EXERCISE TASKS »
1) Update the part of the patch review that opens with the words containing "On Wed, Jul" and closes with "rename this blk_throtl_charge_bio_split()?", replacing "blk_throtl_recharge_bio" with "blk_throtl_charge_bio_split".
2) Answer these questions from the patch review:
(a) Which file does the first diff in the patch modify?
(b) What new name does the reviewer ask for in place of the function added after "*bio = split;"?
(c) What reason does the reviewer give for likely not needing the four atomic_set lines?

SOURCE PASSAGE »

◆ ◆ ◆ ◆

On Wed, Jul 28, 2021 at 05:01:41PM +0800, brookxu wrote:
> diff --git a/block/blk-merge.c b/block/blk-merge.c
> index a11b3b5..86ff943 100644
> --- a/block/blk-merge.c
> +++ b/block/blk-merge.c
> @@ -348,6 +348,8 @@ void __blk_queue_split(struct bio **bio, unsigned int *nr_segs)
>  		trace_block_split(split, (*bio)->bi_iter.bi_sector);
>  		submit_bio_noacct(*bio);
>  		*bio = split;
> +
> +		blk_throtl_recharge_bio(*bio);

Can you rename this blk_throtl_charge_bio_split()?

> @@ -524,6 +537,11 @@ static struct blkg_policy_data *throtl_pd_alloc(gfp_t gfp,
>  	tg->idletime_threshold = DFL_IDLE_THRESHOLD;
>  	tg->idletime_threshold_conf = DFL_IDLE_THRESHOLD;
>  
> +	atomic_set(&tg->io_split_cnt[0], 0);
> +	atomic_set(&tg->io_split_cnt[1], 0);
> +	atomic_set(&tg->last_io_split_cnt[0], 0);
> +	atomic_set(&tg->last_io_split_cnt[1], 0);

We likely don't need these. pd's zeroed on allocation.

◆ ◆ ◆ ◆

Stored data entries
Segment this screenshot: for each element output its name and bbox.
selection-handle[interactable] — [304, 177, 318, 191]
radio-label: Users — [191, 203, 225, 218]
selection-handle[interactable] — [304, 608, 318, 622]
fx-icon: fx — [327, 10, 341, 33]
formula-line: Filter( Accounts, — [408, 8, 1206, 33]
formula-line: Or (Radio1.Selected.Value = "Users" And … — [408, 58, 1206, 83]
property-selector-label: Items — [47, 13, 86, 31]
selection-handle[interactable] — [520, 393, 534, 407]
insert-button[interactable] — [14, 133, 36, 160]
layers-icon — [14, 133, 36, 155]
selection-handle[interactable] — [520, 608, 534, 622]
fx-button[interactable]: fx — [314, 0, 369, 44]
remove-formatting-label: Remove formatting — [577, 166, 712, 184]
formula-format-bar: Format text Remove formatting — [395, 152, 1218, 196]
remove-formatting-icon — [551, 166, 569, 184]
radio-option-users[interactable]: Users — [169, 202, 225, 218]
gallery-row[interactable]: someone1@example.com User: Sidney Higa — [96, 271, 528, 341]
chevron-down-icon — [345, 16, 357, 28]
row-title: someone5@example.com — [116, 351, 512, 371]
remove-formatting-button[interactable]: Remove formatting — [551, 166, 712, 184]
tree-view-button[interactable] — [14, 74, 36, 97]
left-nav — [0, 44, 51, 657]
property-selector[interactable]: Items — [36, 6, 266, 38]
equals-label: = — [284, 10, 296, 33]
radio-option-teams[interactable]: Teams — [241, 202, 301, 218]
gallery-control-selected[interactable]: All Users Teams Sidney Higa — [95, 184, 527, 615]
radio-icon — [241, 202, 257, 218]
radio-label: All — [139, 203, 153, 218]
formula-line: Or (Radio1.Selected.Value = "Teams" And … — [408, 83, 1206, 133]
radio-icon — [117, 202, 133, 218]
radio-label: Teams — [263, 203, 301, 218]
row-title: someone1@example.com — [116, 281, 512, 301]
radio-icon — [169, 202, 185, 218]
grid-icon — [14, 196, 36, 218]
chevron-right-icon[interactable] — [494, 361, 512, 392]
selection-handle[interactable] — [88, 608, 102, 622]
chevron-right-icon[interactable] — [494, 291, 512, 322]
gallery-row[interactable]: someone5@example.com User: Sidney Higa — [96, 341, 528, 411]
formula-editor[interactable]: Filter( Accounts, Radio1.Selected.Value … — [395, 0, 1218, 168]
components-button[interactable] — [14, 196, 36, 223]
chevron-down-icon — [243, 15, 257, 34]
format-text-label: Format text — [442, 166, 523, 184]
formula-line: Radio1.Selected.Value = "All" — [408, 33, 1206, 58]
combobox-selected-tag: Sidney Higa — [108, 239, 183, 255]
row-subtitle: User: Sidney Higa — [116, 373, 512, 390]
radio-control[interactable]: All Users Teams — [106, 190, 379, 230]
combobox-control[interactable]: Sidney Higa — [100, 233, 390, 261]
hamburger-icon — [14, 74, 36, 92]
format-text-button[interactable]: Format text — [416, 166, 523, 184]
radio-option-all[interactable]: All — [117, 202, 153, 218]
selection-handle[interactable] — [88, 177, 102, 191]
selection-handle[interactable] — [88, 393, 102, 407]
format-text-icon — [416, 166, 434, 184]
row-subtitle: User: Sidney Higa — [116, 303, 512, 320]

◆ ◆ ◆ ◆

ANSWERS PROVIDED »
1)
On Wed, Jul 28, 2021 at 05:01:41PM +0800, brookxu wrote:
> diff --git a/block/blk-merge.c b/block/blk-merge.c
> index a11b3b5..86ff943 100644
> --- a/block/blk-merge.c
> +++ b/block/blk-merge.c
> @@ -348,6 +348,8 @@ void __blk_queue_split(struct bio **bio, unsigned int *nr_segs)
>  		trace_block_split(split, (*bio)->bi_iter.bi_sector);
>  		submit_bio_noacct(*bio);
>  		*bio = split;
> +
> +		blk_throtl_charge_bio_split(*bio);

Can you rename this blk_throtl_charge_bio_split()?

2)
(a) block/blk-merge.c
(b) blk_throtl_charge_bio_split()
(c) The pd is zeroed on allocation.